DATA LISTING >>
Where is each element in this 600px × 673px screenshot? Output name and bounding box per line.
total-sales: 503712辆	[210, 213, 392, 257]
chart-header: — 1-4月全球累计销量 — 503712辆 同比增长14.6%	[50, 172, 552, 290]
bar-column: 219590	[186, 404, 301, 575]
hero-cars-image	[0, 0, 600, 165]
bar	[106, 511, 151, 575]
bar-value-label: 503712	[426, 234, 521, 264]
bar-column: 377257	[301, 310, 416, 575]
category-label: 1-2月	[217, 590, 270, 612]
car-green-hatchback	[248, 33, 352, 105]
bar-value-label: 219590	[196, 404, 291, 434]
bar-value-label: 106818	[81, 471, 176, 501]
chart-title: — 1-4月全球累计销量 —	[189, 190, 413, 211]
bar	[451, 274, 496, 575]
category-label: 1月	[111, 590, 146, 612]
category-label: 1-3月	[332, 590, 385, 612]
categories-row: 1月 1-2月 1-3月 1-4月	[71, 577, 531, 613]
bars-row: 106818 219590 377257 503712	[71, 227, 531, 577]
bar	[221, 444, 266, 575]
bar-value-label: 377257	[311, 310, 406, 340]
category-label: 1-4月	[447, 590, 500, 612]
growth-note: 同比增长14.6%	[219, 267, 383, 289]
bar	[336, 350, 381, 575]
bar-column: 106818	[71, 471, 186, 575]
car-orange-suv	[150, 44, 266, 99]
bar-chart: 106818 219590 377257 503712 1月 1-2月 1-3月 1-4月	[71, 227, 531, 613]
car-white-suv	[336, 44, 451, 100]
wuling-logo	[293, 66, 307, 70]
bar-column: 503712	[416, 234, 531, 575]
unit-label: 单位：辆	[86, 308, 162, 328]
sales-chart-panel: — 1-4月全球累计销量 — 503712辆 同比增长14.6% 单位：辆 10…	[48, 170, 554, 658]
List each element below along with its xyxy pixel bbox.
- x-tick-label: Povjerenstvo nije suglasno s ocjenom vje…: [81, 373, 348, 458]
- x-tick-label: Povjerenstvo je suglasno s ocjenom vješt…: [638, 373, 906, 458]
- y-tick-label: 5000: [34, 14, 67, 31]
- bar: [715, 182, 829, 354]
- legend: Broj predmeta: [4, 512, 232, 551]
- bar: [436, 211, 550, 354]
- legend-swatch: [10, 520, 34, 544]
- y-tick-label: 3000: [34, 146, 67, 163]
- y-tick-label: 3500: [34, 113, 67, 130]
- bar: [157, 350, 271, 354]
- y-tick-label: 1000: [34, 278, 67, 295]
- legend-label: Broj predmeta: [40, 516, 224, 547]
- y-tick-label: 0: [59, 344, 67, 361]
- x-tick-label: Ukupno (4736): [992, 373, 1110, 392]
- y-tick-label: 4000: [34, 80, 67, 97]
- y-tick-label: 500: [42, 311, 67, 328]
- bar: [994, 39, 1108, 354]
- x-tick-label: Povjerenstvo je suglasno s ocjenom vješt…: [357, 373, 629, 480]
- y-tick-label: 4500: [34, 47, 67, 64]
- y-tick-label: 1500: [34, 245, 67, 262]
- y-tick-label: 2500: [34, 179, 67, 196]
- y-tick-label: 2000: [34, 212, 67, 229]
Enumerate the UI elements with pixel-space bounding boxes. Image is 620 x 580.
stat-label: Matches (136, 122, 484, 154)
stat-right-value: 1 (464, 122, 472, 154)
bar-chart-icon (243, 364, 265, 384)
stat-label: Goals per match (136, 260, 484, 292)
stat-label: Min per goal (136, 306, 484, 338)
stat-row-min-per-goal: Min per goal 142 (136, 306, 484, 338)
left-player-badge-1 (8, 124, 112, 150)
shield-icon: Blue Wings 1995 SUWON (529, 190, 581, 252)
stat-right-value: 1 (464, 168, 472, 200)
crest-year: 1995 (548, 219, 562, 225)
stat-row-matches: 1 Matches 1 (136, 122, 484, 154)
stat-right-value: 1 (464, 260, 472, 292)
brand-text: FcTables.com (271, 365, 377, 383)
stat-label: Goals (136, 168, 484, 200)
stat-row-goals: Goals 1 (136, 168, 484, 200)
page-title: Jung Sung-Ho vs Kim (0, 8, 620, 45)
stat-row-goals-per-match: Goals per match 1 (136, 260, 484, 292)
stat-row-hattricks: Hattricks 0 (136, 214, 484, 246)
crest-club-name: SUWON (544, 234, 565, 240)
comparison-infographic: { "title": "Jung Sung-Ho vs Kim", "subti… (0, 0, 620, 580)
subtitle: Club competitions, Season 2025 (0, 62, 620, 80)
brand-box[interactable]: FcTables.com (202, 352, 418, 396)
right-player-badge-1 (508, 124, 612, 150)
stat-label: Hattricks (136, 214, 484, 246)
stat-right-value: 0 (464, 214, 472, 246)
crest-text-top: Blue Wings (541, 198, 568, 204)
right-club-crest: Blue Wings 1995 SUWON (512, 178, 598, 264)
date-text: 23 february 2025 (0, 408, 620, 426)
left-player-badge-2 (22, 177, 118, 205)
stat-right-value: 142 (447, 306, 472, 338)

THE PROBLEM >>
Format the listing, starting at its first line and ending at the line containing "404, 301, 575]", as a Markdown table with the columns Row and Listing line. Number each row and omit blank lines.

ANSWER FOR THIS EXERCISE >>
| Row | Listing line |
|---|---|
| 1 | Where is each element in this 600px × 673px screenshot? Output name and bounding box per line. |
| 2 | total-sales: 503712辆	[210, 213, 392, 257] |
| 3 | chart-header: — 1-4月全球累计销量 — 503712辆 同比增长14.6%	[50, 172, 552, 290] |
| 4 | bar-column: 219590	[186, 404, 301, 575] |